Goal: Will you output the entries below exactly, skipping every image they contain?

(Recorded data)
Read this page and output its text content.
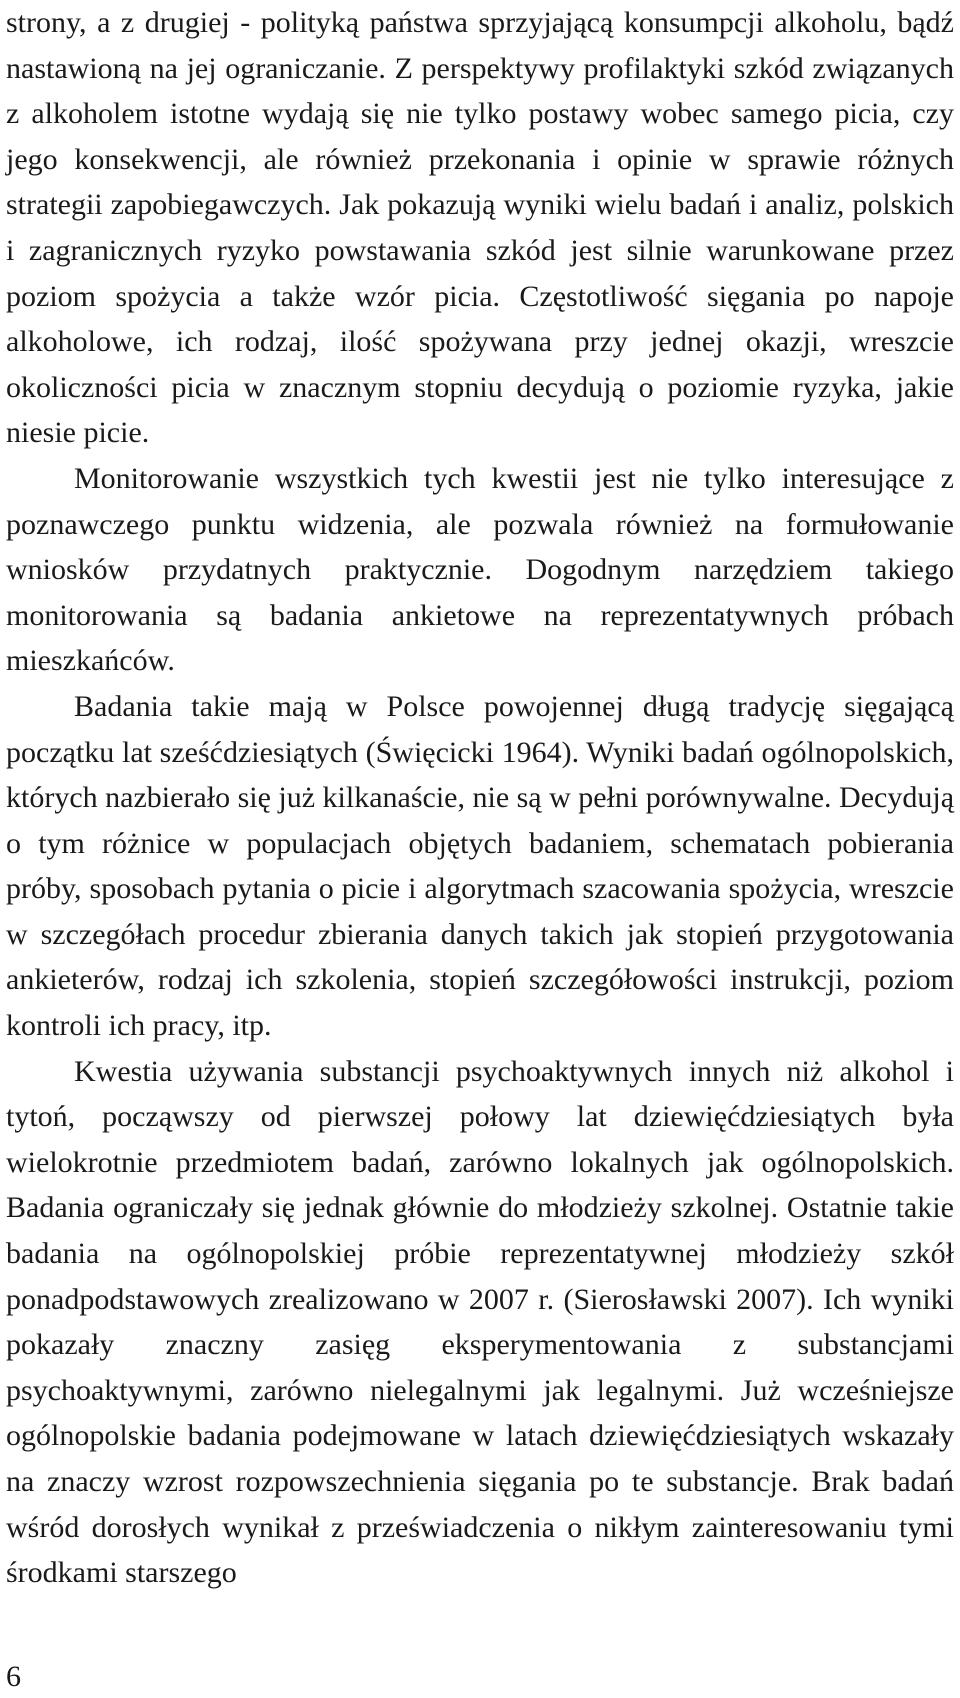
strony, a z drugiej - polityką państwa sprzyjającą konsumpcji alkoholu, bądź nastawioną na jej ograniczanie. Z perspektywy profilaktyki szkód związanych z alkoholem istotne wydają się nie tylko postawy wobec samego picia, czy jego konsekwencji, ale również przekonania i opinie w sprawie różnych strategii zapobiegawczych. Jak pokazują wyniki wielu badań i analiz, polskich i zagranicznych ryzyko powstawania szkód jest silnie warunkowane przez poziom spożycia a także wzór picia. Częstotliwość sięgania po napoje alkoholowe, ich rodzaj, ilość spożywana przy jednej okazji, wreszcie okoliczności picia w znacznym stopniu decydują o poziomie ryzyka, jakie niesie picie.

Monitorowanie wszystkich tych kwestii jest nie tylko interesujące z poznawczego punktu widzenia, ale pozwala również na formułowanie wniosków przydatnych praktycznie. Dogodnym narzędziem takiego monitorowania są badania ankietowe na reprezentatywnych próbach mieszkańców.

Badania takie mają w Polsce powojennej długą tradycję sięgającą początku lat sześćdziesiątych (Święcicki 1964). Wyniki badań ogólnopolskich, których nazbierało się już kilkanaście, nie są w pełni porównywalne. Decydują o tym różnice w populacjach objętych badaniem, schematach pobierania próby, sposobach pytania o picie i algorytmach szacowania spożycia, wreszcie w szczegółach procedur zbierania danych takich jak stopień przygotowania ankieterów, rodzaj ich szkolenia, stopień szczegółowości instrukcji, poziom kontroli ich pracy, itp.

Kwestia używania substancji psychoaktywnych innych niż alkohol i tytoń, począwszy od pierwszej połowy lat dziewięćdziesiątych była wielokrotnie przedmiotem badań, zarówno lokalnych jak ogólnopolskich. Badania ograniczały się jednak głównie do młodzieży szkolnej. Ostatnie takie badania na ogólnopolskiej próbie reprezentatywnej młodzieży szkół ponadpodstawowych zrealizowano w 2007 r. (Sierosławski 2007). Ich wyniki pokazały znaczny zasięg eksperymentowania z substancjami psychoaktywnymi, zarówno nielegalnymi jak legalnymi. Już wcześniejsze ogólnopolskie badania podejmowane w latach dziewięćdziesiątych wskazały na znaczy wzrost rozpowszechnienia sięgania po te substancje. Brak badań wśród dorosłych wynikał z przeświadczenia o nikłym zainteresowaniu tymi środkami starszego

6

The reply:
Read this page and output its text content.
strony, a z drugiej - polityką państwa sprzyjającą konsumpcji alkoholu, bądź nastawioną na jej ograniczanie. Z perspektywy profilaktyki szkód związanych z alkoholem istotne wydają się nie tylko postawy wobec samego picia, czy jego konsekwencji, ale również przekonania i opinie w sprawie różnych strategii zapobiegawczych. Jak pokazują wyniki wielu badań i analiz, polskich i zagranicznych ryzyko powstawania szkód jest silnie warunkowane przez poziom spożycia a także wzór picia. Częstotliwość sięgania po napoje alkoholowe, ich rodzaj, ilość spożywana przy jednej okazji, wreszcie okoliczności picia w znacznym stopniu decydują o poziomie ryzyka, jakie niesie picie.

Monitorowanie wszystkich tych kwestii jest nie tylko interesujące z poznawczego punktu widzenia, ale pozwala również na formułowanie wniosków przydatnych praktycznie. Dogodnym narzędziem takiego monitorowania są badania ankietowe na reprezentatywnych próbach mieszkańców.

Badania takie mają w Polsce powojennej długą tradycję sięgającą początku lat sześćdziesiątych (Święcicki 1964). Wyniki badań ogólnopolskich, których nazbierało się już kilkanaście, nie są w pełni porównywalne. Decydują o tym różnice w populacjach objętych badaniem, schematach pobierania próby, sposobach pytania o picie i algorytmach szacowania spożycia, wreszcie w szczegółach procedur zbierania danych takich jak stopień przygotowania ankieterów, rodzaj ich szkolenia, stopień szczegółowości instrukcji, poziom kontroli ich pracy, itp.

Kwestia używania substancji psychoaktywnych innych niż alkohol i tytoń, począwszy od pierwszej połowy lat dziewięćdziesiątych była wielokrotnie przedmiotem badań, zarówno lokalnych jak ogólnopolskich. Badania ograniczały się jednak głównie do młodzieży szkolnej. Ostatnie takie badania na ogólnopolskiej próbie reprezentatywnej młodzieży szkół ponadpodstawowych zrealizowano w 2007 r. (Sierosławski 2007). Ich wyniki pokazały znaczny zasięg eksperymentowania z substancjami psychoaktywnymi, zarówno nielegalnymi jak legalnymi. Już wcześniejsze ogólnopolskie badania podejmowane w latach dziewięćdziesiątych wskazały na znaczy wzrost rozpowszechnienia sięgania po te substancje. Brak badań wśród dorosłych wynikał z przeświadczenia o nikłym zainteresowaniu tymi środkami starszego

6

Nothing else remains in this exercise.